_书面请求_
能否把下方记录中从含有“x-tick-label: 0,3 xyxy=(420,382,440,398)”的那一行起、到含有“y-axis-title: Temperature Rise”的那一行为止（两端均包括在内）的各行原样照录出来？
==== 任务输入 ====
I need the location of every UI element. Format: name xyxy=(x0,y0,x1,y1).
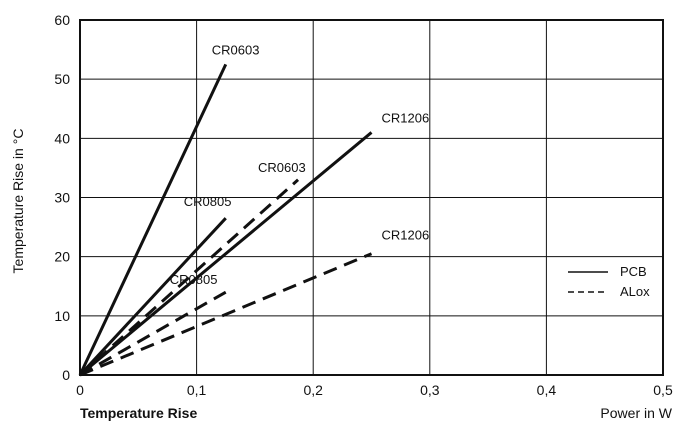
x-tick-label: 0,3 xyxy=(420,382,440,398)
plot-frame xyxy=(79,19,664,376)
series-labels: CR0603 CR1206 CR0805 CR0603 CR1206 CR0805 xyxy=(170,42,429,287)
legend: PCB ALox xyxy=(560,263,662,303)
y-tick-label: 50 xyxy=(54,71,70,87)
y-axis-title: Temperature Rise in °C xyxy=(10,129,26,274)
x-tick-label: 0,2 xyxy=(303,382,323,398)
x-axis-title: Power in W xyxy=(600,405,672,421)
series-label-cr1206-pcb: CR1206 xyxy=(382,110,430,125)
x-tick-label: 0,4 xyxy=(537,382,557,398)
series-line-cr1206-pcb xyxy=(79,131,373,377)
series-line-cr0805-pcb xyxy=(78,217,227,377)
series-line-cr0603-alox xyxy=(78,178,300,377)
series-label-cr0603-pcb: CR0603 xyxy=(212,42,260,57)
y-tick-label: 10 xyxy=(54,308,70,324)
legend-alox-label: ALox xyxy=(620,284,650,299)
series-label-cr0603-alox: CR0603 xyxy=(258,160,306,175)
x-tick-labels: 0 0,1 0,2 0,3 0,4 0,5 xyxy=(76,382,673,398)
grid-lines xyxy=(80,20,663,375)
series-label-cr0805-pcb: CR0805 xyxy=(184,194,232,209)
y-tick-label: 30 xyxy=(54,190,70,206)
y-tick-label: 0 xyxy=(62,367,70,383)
series-label-cr0805-alox: CR0805 xyxy=(170,272,218,287)
series-lines xyxy=(78,63,373,377)
x-tick-label: 0 xyxy=(76,382,84,398)
series-line-cr0805-alox xyxy=(79,290,227,377)
series-line-cr0603-pcb xyxy=(78,63,228,376)
y-tick-label: 60 xyxy=(54,12,70,28)
series-label-cr1206-alox: CR1206 xyxy=(382,228,430,243)
y-tick-labels: 0 10 20 30 40 50 60 xyxy=(54,12,70,383)
chart-caption: Temperature Rise xyxy=(80,405,197,421)
y-tick-label: 20 xyxy=(54,249,70,265)
y-tick-label: 40 xyxy=(54,130,70,146)
legend-box xyxy=(560,263,662,303)
x-tick-label: 0,5 xyxy=(653,382,673,398)
x-tick-label: 0,1 xyxy=(187,382,207,398)
legend-pcb-label: PCB xyxy=(620,264,647,279)
series-line-cr1206-alox xyxy=(79,252,373,377)
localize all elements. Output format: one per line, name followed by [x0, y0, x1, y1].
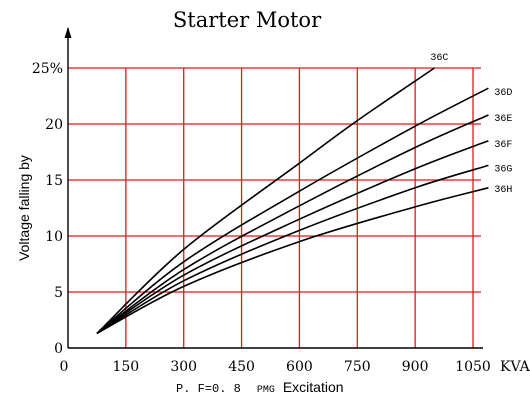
====
_完成结果_
x-tick-label: 0,3 xyxy=(420,382,440,398)
plot-frame xyxy=(79,19,664,376)
series-labels: CR0603 CR1206 CR0805 CR0603 CR1206 CR0805 xyxy=(170,42,429,287)
legend: PCB ALox xyxy=(560,263,662,303)
y-tick-label: 50 xyxy=(54,71,70,87)
y-axis-title: Temperature Rise in °C xyxy=(10,129,26,274)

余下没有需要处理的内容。